REQUIREMENT =
For the listing below, give the number of lines in which "свои" occurs. Add nothing.
━━━ AVAILABLE DATA ━━━
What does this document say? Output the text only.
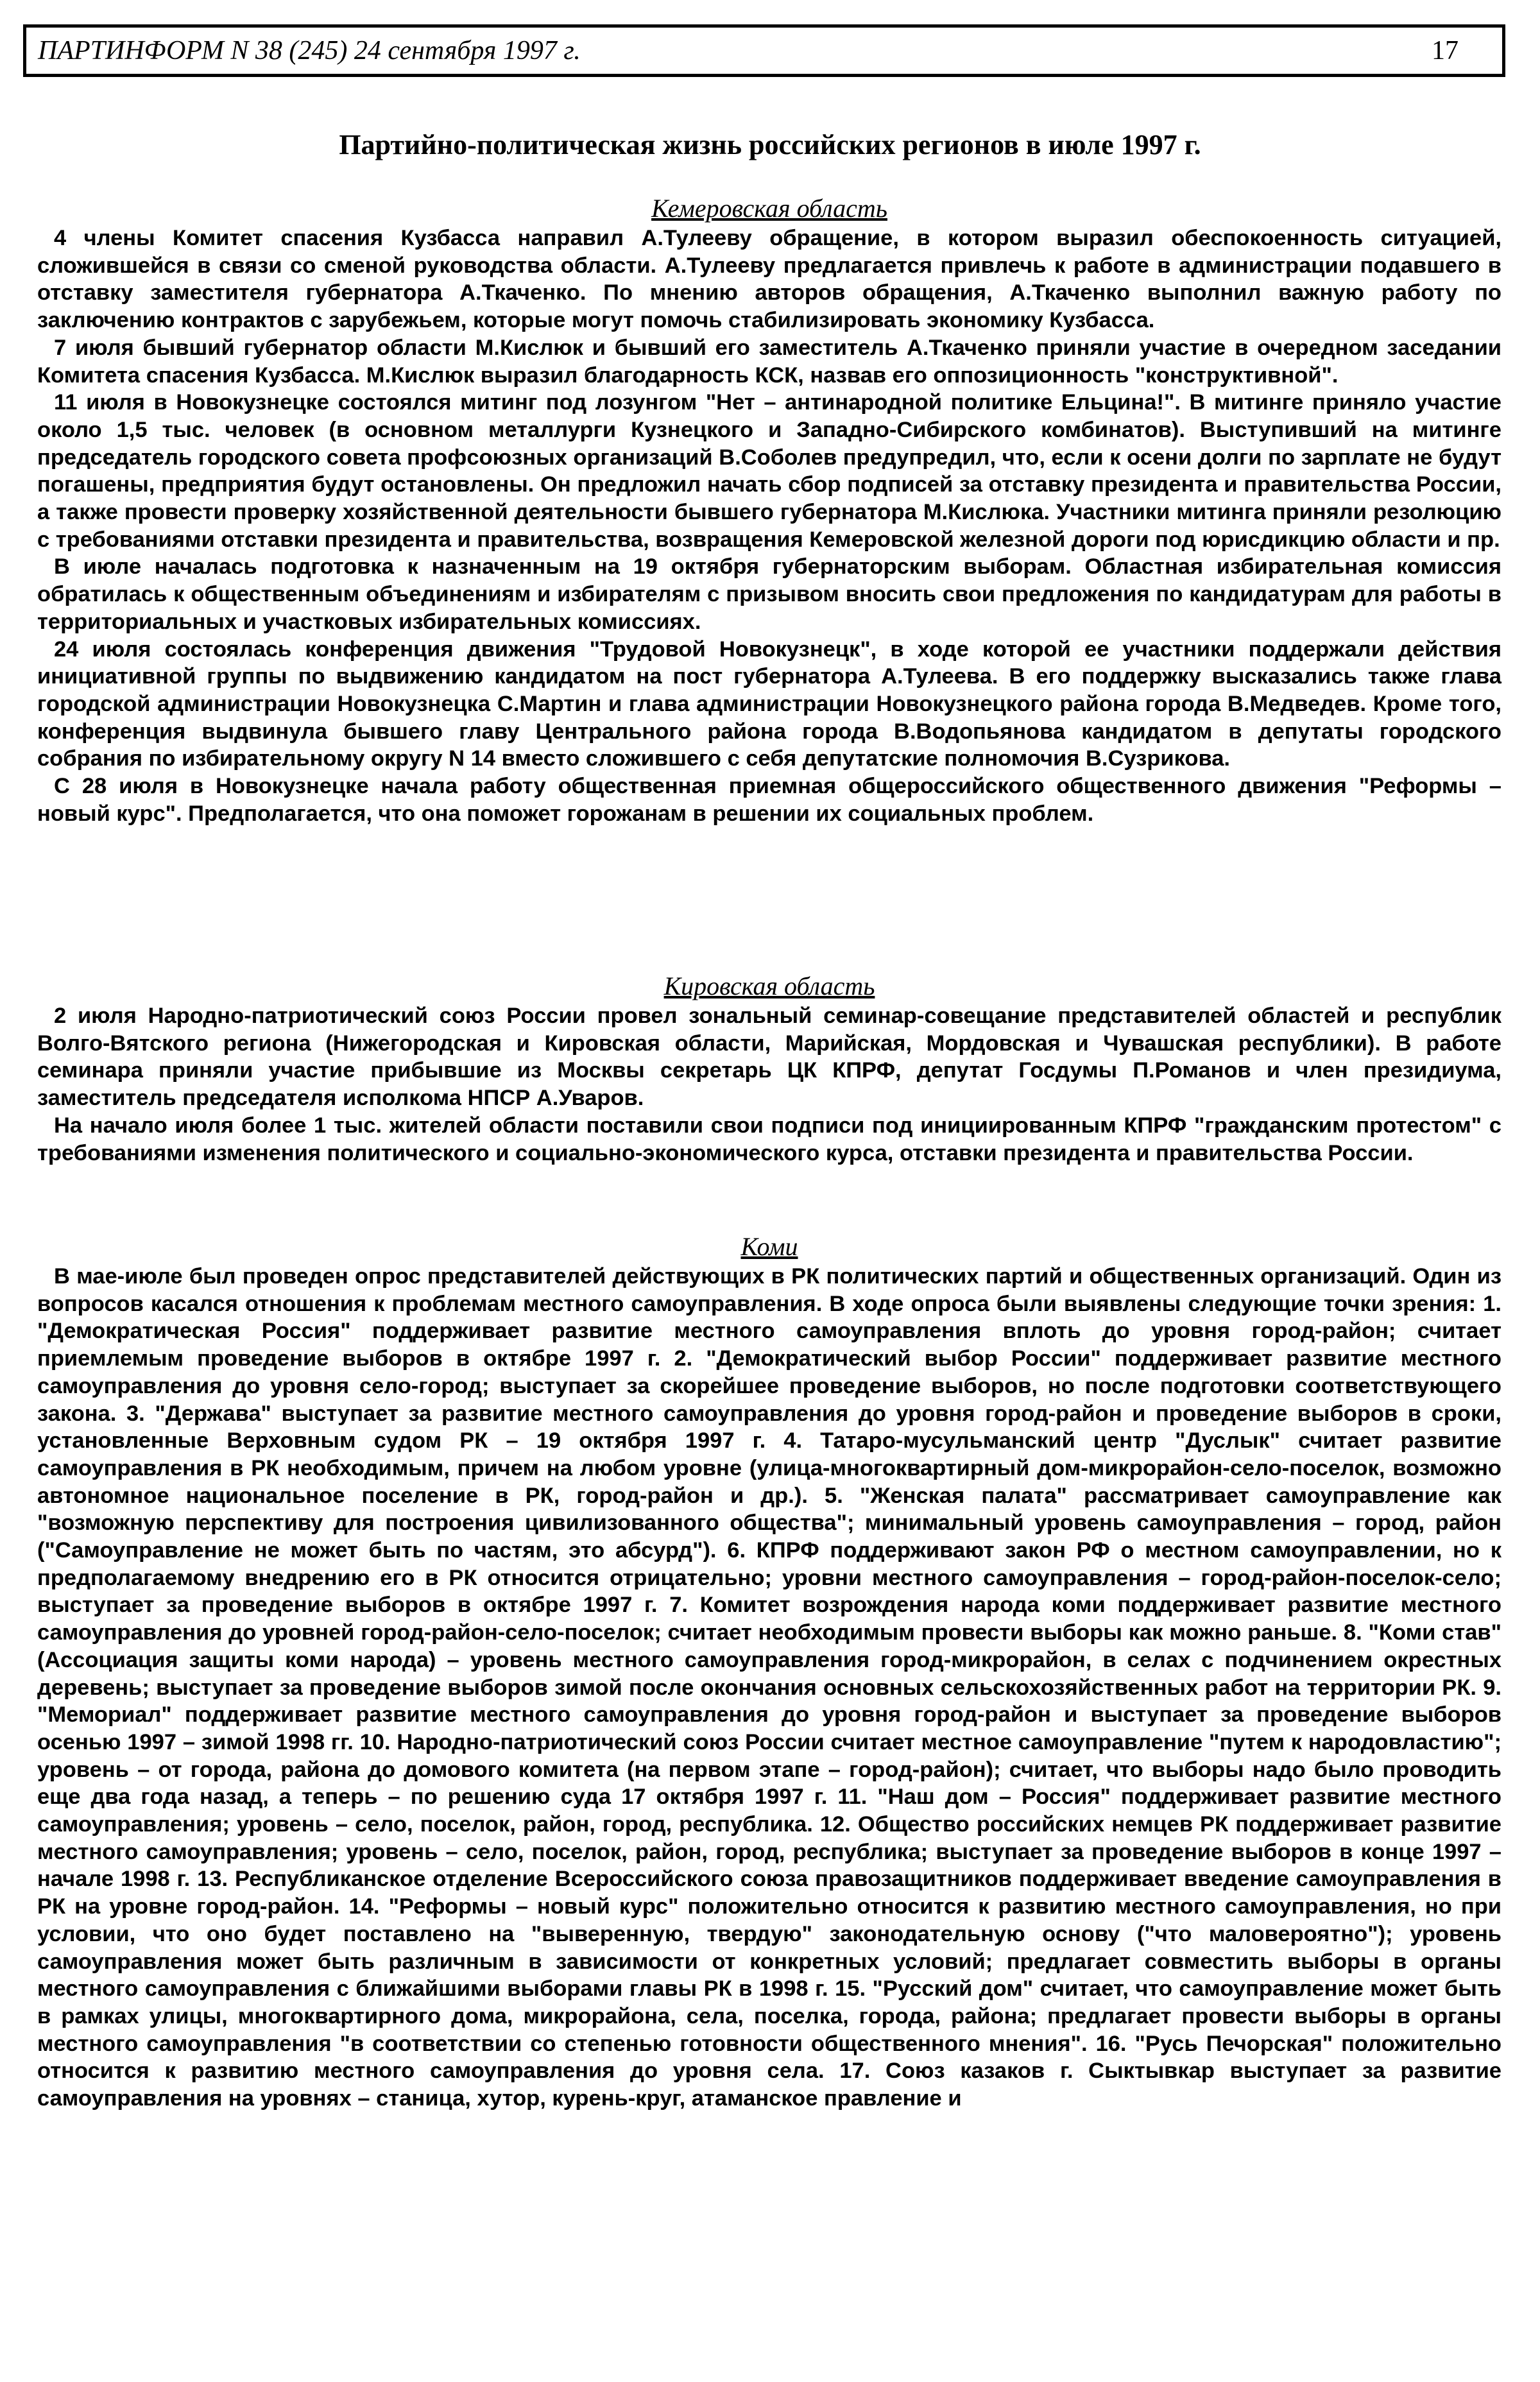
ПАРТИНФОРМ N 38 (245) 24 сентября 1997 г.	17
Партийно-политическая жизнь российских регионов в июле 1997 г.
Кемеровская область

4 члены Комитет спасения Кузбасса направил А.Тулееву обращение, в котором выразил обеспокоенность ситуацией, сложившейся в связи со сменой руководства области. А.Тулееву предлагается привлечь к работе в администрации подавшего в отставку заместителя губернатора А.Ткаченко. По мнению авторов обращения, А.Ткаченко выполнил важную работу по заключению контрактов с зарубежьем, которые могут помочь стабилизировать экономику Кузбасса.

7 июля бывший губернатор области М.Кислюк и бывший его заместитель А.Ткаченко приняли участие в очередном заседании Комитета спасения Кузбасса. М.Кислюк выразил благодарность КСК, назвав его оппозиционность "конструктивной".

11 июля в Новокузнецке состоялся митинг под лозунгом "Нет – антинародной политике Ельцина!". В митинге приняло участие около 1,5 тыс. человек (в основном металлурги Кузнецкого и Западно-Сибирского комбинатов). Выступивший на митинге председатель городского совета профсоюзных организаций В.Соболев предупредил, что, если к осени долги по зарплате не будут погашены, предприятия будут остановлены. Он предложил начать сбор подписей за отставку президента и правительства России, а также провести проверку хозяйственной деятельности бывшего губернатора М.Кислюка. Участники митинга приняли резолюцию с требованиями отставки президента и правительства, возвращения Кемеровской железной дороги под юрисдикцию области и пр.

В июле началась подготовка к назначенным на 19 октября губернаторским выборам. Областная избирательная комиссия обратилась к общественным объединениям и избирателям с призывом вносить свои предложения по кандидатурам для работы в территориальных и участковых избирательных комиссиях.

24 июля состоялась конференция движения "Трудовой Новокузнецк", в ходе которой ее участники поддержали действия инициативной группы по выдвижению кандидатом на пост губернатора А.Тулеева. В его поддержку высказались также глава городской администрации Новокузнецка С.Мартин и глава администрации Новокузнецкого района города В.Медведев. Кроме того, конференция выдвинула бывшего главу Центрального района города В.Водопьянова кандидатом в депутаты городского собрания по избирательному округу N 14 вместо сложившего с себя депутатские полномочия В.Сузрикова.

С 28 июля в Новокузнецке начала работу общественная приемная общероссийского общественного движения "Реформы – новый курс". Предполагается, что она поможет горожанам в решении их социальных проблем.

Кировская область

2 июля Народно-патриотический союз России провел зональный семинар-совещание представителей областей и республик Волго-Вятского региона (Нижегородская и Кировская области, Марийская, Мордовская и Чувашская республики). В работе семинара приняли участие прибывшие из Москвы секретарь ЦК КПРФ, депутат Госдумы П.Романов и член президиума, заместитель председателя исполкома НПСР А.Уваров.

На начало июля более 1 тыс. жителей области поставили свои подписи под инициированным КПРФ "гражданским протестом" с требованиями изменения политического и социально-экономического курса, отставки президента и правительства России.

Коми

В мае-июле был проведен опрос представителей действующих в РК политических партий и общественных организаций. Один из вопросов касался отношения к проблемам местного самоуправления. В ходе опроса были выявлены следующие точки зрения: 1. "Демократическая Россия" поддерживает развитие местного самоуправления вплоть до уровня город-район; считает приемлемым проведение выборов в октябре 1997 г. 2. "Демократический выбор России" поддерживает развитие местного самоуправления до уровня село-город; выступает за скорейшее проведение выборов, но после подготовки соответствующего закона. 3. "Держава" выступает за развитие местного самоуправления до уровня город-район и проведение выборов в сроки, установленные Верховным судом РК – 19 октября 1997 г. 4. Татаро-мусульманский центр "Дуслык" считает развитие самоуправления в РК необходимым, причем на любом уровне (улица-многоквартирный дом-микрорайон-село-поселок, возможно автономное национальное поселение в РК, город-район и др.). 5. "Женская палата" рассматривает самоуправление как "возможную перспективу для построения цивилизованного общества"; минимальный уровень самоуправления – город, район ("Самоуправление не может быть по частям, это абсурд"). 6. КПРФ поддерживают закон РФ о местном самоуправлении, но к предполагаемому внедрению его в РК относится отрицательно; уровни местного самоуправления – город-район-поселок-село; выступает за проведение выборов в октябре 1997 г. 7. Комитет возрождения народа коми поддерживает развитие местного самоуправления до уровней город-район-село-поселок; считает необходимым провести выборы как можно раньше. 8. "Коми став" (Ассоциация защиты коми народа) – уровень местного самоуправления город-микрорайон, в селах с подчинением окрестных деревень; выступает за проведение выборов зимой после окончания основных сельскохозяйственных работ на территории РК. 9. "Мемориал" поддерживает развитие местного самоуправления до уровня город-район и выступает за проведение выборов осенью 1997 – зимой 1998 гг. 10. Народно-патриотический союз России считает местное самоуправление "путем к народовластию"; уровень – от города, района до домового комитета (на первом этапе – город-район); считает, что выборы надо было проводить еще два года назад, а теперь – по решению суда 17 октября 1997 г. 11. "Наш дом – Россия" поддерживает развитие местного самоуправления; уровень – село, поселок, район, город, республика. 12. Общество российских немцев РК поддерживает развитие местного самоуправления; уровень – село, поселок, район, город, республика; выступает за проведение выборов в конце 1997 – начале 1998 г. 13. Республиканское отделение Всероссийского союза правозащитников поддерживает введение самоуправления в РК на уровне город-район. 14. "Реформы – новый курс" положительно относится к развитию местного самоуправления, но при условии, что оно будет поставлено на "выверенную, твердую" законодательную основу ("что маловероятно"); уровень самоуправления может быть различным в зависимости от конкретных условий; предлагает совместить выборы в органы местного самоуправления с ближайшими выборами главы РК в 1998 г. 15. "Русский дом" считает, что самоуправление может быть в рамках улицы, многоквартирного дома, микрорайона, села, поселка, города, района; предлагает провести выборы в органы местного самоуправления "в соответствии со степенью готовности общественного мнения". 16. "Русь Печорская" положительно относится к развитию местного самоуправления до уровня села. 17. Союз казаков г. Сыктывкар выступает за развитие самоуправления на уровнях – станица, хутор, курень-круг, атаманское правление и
━━━
SOLUTION TO THE EXERCISE =
2